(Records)
##########

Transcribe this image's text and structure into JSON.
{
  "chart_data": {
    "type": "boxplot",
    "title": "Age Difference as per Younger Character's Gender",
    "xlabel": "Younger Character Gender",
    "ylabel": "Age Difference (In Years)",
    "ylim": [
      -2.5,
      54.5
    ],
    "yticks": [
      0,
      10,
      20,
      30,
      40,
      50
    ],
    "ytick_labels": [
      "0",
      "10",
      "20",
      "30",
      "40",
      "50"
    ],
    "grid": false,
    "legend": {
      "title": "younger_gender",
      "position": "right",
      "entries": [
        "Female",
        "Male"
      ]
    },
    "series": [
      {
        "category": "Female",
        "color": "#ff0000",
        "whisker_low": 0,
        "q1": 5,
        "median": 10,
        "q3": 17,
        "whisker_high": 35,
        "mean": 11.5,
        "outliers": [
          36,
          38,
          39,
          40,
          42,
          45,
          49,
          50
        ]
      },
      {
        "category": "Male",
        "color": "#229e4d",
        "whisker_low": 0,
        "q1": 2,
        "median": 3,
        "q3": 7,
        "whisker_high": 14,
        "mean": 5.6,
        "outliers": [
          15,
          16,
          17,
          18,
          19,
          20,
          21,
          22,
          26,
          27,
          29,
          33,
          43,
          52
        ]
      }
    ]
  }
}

##########

PROBLEM DESCRIPTION
Copy out every line of the data above, exactly as given.

TASK ANSWER
Transcribe this image's text and structure into JSON.
{
  "chart_data": {
    "type": "boxplot",
    "title": "Age Difference as per Younger Character's Gender",
    "xlabel": "Younger Character Gender",
    "ylabel": "Age Difference (In Years)",
    "ylim": [
      -2.5,
      54.5
    ],
    "yticks": [
      0,
      10,
      20,
      30,
      40,
      50
    ],
    "ytick_labels": [
      "0",
      "10",
      "20",
      "30",
      "40",
      "50"
    ],
    "grid": false,
    "legend": {
      "title": "younger_gender",
      "position": "right",
      "entries": [
        "Female",
        "Male"
      ]
    },
    "series": [
      {
        "category": "Female",
        "color": "#ff0000",
        "whisker_low": 0,
        "q1": 5,
        "median": 10,
        "q3": 17,
        "whisker_high": 35,
        "mean": 11.5,
        "outliers": [
          36,
          38,
          39,
          40,
          42,
          45,
          49,
          50
        ]
      },
      {
        "category": "Male",
        "color": "#229e4d",
        "whisker_low": 0,
        "q1": 2,
        "median": 3,
        "q3": 7,
        "whisker_high": 14,
        "mean": 5.6,
        "outliers": [
          15,
          16,
          17,
          18,
          19,
          20,
          21,
          22,
          26,
          27,
          29,
          33,
          43,
          52
        ]
      }
    ]
  }
}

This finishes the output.